→ Exercise
All of the material below is to be retyped exactly.

→ Data entries
----

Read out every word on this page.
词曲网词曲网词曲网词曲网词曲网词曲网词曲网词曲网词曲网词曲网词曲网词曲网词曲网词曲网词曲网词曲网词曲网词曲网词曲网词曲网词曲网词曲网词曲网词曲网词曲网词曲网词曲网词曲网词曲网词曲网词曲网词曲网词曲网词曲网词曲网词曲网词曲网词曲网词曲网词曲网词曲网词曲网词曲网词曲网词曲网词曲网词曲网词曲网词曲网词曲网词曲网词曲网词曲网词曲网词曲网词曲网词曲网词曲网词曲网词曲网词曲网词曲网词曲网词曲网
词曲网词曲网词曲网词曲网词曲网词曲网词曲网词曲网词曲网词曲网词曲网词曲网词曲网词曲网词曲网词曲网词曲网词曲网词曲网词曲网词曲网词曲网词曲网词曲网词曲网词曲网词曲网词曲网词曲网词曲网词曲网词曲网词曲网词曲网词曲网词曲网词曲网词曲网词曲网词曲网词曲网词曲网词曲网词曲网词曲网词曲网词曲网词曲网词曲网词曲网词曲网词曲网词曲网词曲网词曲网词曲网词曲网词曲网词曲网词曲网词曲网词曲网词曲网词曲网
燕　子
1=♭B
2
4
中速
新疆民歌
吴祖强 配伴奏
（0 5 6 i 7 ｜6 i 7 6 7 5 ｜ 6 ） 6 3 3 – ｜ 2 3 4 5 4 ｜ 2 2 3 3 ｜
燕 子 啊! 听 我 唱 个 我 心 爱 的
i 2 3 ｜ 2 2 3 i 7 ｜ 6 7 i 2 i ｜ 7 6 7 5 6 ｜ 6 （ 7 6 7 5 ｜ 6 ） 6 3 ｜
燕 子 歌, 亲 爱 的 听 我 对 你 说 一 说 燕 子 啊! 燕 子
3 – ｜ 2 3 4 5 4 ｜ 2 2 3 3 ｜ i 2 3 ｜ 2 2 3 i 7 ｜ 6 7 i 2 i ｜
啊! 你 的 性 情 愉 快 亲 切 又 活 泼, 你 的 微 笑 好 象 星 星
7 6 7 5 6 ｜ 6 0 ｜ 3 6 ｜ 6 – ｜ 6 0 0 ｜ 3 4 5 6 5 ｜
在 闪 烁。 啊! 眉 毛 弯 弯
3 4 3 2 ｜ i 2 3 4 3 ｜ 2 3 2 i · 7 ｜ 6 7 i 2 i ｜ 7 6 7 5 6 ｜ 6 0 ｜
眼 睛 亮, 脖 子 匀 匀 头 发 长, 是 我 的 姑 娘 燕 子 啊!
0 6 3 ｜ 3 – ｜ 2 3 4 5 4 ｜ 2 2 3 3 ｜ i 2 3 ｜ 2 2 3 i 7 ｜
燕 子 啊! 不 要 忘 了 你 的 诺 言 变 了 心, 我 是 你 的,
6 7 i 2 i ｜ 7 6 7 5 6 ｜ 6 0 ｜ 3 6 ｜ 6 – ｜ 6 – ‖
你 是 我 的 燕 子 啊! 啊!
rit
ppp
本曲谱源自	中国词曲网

----

→ Reply
Read out every word on this page.
词曲网词曲网词曲网词曲网词曲网词曲网词曲网词曲网词曲网词曲网词曲网词曲网词曲网词曲网词曲网词曲网词曲网词曲网词曲网词曲网词曲网词曲网词曲网词曲网词曲网词曲网词曲网词曲网词曲网词曲网词曲网词曲网词曲网词曲网词曲网词曲网词曲网词曲网词曲网词曲网词曲网词曲网词曲网词曲网词曲网词曲网词曲网词曲网词曲网词曲网词曲网词曲网词曲网词曲网词曲网词曲网词曲网词曲网词曲网词曲网词曲网词曲网词曲网词曲网
词曲网词曲网词曲网词曲网词曲网词曲网词曲网词曲网词曲网词曲网词曲网词曲网词曲网词曲网词曲网词曲网词曲网词曲网词曲网词曲网词曲网词曲网词曲网词曲网词曲网词曲网词曲网词曲网词曲网词曲网词曲网词曲网词曲网词曲网词曲网词曲网词曲网词曲网词曲网词曲网词曲网词曲网词曲网词曲网词曲网词曲网词曲网词曲网词曲网词曲网词曲网词曲网词曲网词曲网词曲网词曲网词曲网词曲网词曲网词曲网词曲网词曲网词曲网词曲网
燕　子
1=♭B
2
4
中速
新疆民歌
吴祖强 配伴奏
（0 5 6 i 7 ｜6 i 7 6 7 5 ｜ 6 ） 6 3 3 – ｜ 2 3 4 5 4 ｜ 2 2 3 3 ｜
燕 子 啊! 听 我 唱 个 我 心 爱 的
i 2 3 ｜ 2 2 3 i 7 ｜ 6 7 i 2 i ｜ 7 6 7 5 6 ｜ 6 （ 7 6 7 5 ｜ 6 ） 6 3 ｜
燕 子 歌, 亲 爱 的 听 我 对 你 说 一 说 燕 子 啊! 燕 子
3 – ｜ 2 3 4 5 4 ｜ 2 2 3 3 ｜ i 2 3 ｜ 2 2 3 i 7 ｜ 6 7 i 2 i ｜
啊! 你 的 性 情 愉 快 亲 切 又 活 泼, 你 的 微 笑 好 象 星 星
7 6 7 5 6 ｜ 6 0 ｜ 3 6 ｜ 6 – ｜ 6 0 0 ｜ 3 4 5 6 5 ｜
在 闪 烁。 啊! 眉 毛 弯 弯
3 4 3 2 ｜ i 2 3 4 3 ｜ 2 3 2 i · 7 ｜ 6 7 i 2 i ｜ 7 6 7 5 6 ｜ 6 0 ｜
眼 睛 亮, 脖 子 匀 匀 头 发 长, 是 我 的 姑 娘 燕 子 啊!
0 6 3 ｜ 3 – ｜ 2 3 4 5 4 ｜ 2 2 3 3 ｜ i 2 3 ｜ 2 2 3 i 7 ｜
燕 子 啊! 不 要 忘 了 你 的 诺 言 变 了 心, 我 是 你 的,
6 7 i 2 i ｜ 7 6 7 5 6 ｜ 6 0 ｜ 3 6 ｜ 6 – ｜ 6 – ‖
你 是 我 的 燕 子 啊! 啊!
rit
ppp
本曲谱源自	中国词曲网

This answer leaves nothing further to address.